◆ Stated task:
Every line below that includes "color" counts toward the total. Report that total alone.

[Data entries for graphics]
----------
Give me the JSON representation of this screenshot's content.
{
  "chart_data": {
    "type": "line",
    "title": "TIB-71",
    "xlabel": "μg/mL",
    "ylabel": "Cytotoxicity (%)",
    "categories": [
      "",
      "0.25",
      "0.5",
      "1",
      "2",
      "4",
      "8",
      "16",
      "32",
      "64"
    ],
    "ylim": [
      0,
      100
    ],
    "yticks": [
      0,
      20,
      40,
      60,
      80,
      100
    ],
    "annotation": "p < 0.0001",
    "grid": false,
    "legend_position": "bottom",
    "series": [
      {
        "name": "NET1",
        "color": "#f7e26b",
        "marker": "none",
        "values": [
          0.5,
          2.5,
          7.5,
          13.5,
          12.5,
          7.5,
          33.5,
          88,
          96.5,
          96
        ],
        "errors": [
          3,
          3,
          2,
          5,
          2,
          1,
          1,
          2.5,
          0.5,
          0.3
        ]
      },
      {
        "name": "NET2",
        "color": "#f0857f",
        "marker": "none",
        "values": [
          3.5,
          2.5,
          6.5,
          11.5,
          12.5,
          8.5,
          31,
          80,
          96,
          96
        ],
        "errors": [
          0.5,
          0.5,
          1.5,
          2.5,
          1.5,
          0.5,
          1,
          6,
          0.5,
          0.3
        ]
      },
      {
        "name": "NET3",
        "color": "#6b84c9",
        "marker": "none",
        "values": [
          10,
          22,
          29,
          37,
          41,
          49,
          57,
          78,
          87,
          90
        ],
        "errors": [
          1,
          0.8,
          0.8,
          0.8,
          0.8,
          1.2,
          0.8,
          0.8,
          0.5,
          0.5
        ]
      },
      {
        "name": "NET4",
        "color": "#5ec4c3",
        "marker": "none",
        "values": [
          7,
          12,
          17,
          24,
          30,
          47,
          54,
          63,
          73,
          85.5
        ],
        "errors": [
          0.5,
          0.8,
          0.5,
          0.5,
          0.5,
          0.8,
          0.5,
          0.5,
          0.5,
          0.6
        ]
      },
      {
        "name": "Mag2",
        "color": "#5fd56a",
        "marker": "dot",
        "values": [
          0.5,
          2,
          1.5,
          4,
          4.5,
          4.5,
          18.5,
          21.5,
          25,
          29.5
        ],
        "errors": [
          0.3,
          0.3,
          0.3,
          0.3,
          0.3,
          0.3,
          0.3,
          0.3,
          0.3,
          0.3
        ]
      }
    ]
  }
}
----------
◆ Solution to the problem:
5